- _Problem_: From the records, pick out and copy each line containing "type".

··· Input ···

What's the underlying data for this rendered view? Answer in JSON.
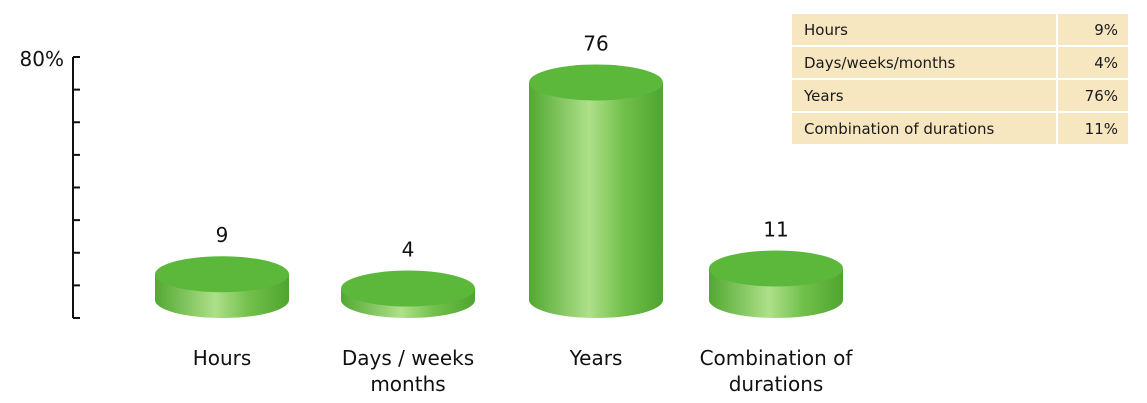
{
  "chart_data": {
    "type": "bar",
    "style": "3d-cylinder",
    "categories": [
      "Hours",
      "Days / weeks\nmonths",
      "Years",
      "Combination of\ndurations"
    ],
    "values": [
      9,
      4,
      76,
      11
    ],
    "data_labels": [
      "9",
      "4",
      "76",
      "11"
    ],
    "ylim": [
      0,
      80
    ],
    "y_tick_label": "80%",
    "color": "#5cb83a",
    "legend_table": {
      "rows": [
        {
          "category": "Hours",
          "value": "9%"
        },
        {
          "category": "Days/weeks/months",
          "value": "4%"
        },
        {
          "category": "Years",
          "value": "76%"
        },
        {
          "category": "Combination of durations",
          "value": "11%"
        }
      ],
      "placement": "top-right",
      "background": "#f6e7c0"
    }
  }
}
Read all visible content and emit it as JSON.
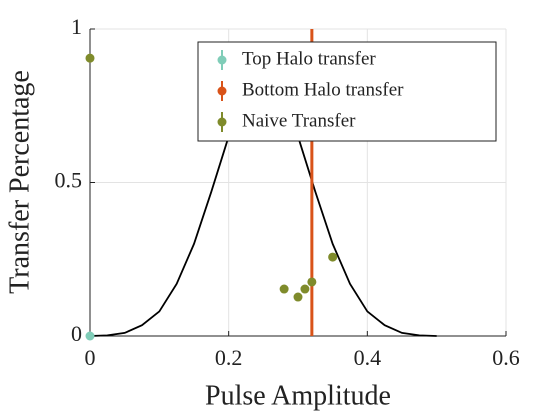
{
  "chart_data": {
    "type": "scatter",
    "xlabel": "Pulse Amplitude",
    "ylabel": "Transfer Percentage",
    "xlim": [
      0,
      0.6
    ],
    "ylim": [
      0,
      1
    ],
    "xticks": [
      0,
      0.2,
      0.4,
      0.6
    ],
    "yticks": [
      0,
      0.5,
      1
    ],
    "grid": true,
    "legend": "upper right",
    "curve": {
      "color": "#000000",
      "x": [
        0,
        0.025,
        0.05,
        0.075,
        0.1,
        0.125,
        0.15,
        0.175,
        0.2,
        0.225,
        0.25,
        0.275,
        0.3,
        0.325,
        0.35,
        0.375,
        0.4,
        0.425,
        0.45,
        0.475,
        0.5
      ],
      "values": [
        0,
        0.002,
        0.01,
        0.035,
        0.08,
        0.17,
        0.3,
        0.47,
        0.65,
        0.85,
        0.95,
        0.85,
        0.65,
        0.47,
        0.3,
        0.17,
        0.08,
        0.035,
        0.01,
        0.002,
        0
      ]
    },
    "series": [
      {
        "name": "Top Halo transfer",
        "color": "#80cdb8",
        "style": "points",
        "x": [
          0
        ],
        "values": [
          0
        ]
      },
      {
        "name": "Bottom Halo transfer",
        "color": "#d95319",
        "style": "vline",
        "x": [
          0.32,
          0.32
        ],
        "values": [
          0,
          1
        ]
      },
      {
        "name": "Naive Transfer",
        "color": "#7f8b2b",
        "style": "points",
        "x": [
          0,
          0.28,
          0.3,
          0.31,
          0.32,
          0.35
        ],
        "values": [
          0.905,
          0.153,
          0.127,
          0.153,
          0.176,
          0.257
        ]
      }
    ]
  }
}
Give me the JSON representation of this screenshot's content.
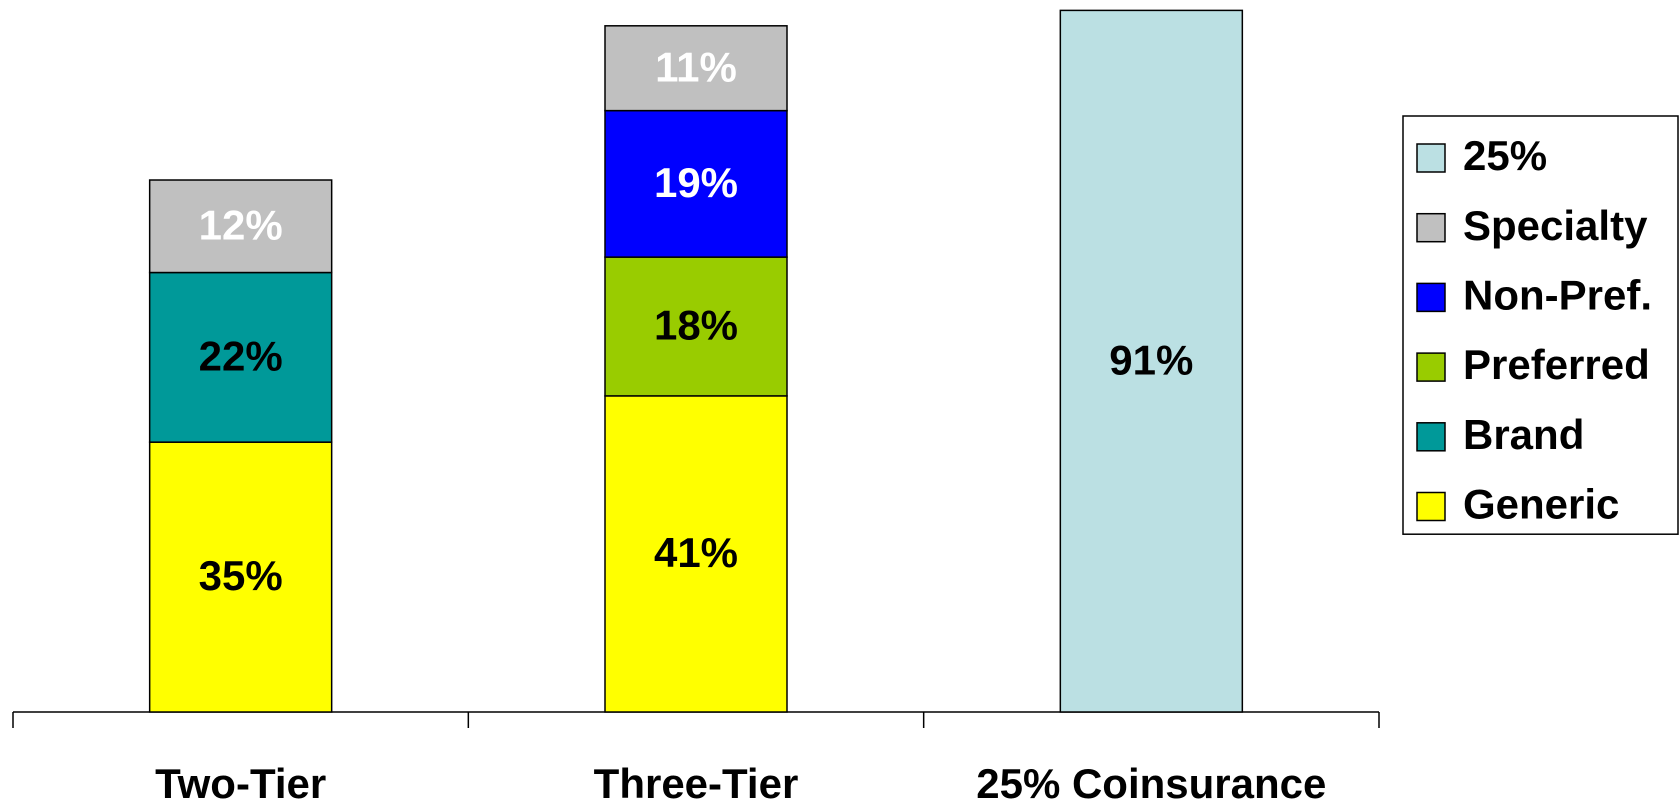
{
  "chart_data": {
    "type": "stacked_bar",
    "categories": [
      "Two-Tier",
      "Three-Tier",
      "25% Coinsurance"
    ],
    "legend": "right",
    "series": [
      {
        "name": "Generic",
        "color": "#ffff00",
        "label_color": "#000000",
        "values": [
          35,
          41,
          null
        ],
        "value_labels": [
          "35%",
          "41%",
          null
        ]
      },
      {
        "name": "Brand",
        "color": "#009999",
        "label_color": "#000000",
        "values": [
          22,
          null,
          null
        ],
        "value_labels": [
          "22%",
          null,
          null
        ]
      },
      {
        "name": "Preferred",
        "color": "#99cc00",
        "label_color": "#000000",
        "values": [
          null,
          18,
          null
        ],
        "value_labels": [
          null,
          "18%",
          null
        ]
      },
      {
        "name": "Non-Pref.",
        "color": "#0000ff",
        "label_color": "#ffffff",
        "values": [
          null,
          19,
          null
        ],
        "value_labels": [
          null,
          "19%",
          null
        ]
      },
      {
        "name": "Specialty",
        "color": "#c0c0c0",
        "label_color": "#ffffff",
        "values": [
          12,
          11,
          null
        ],
        "value_labels": [
          "12%",
          "11%",
          null
        ]
      },
      {
        "name": "25%",
        "color": "#bbe0e3",
        "label_color": "#000000",
        "values": [
          null,
          null,
          91
        ],
        "value_labels": [
          null,
          null,
          "91%"
        ]
      }
    ]
  }
}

···

- _Exercise result_:
    "type": "bar",
    "type": "scatter",
    "type": "stacked_bar",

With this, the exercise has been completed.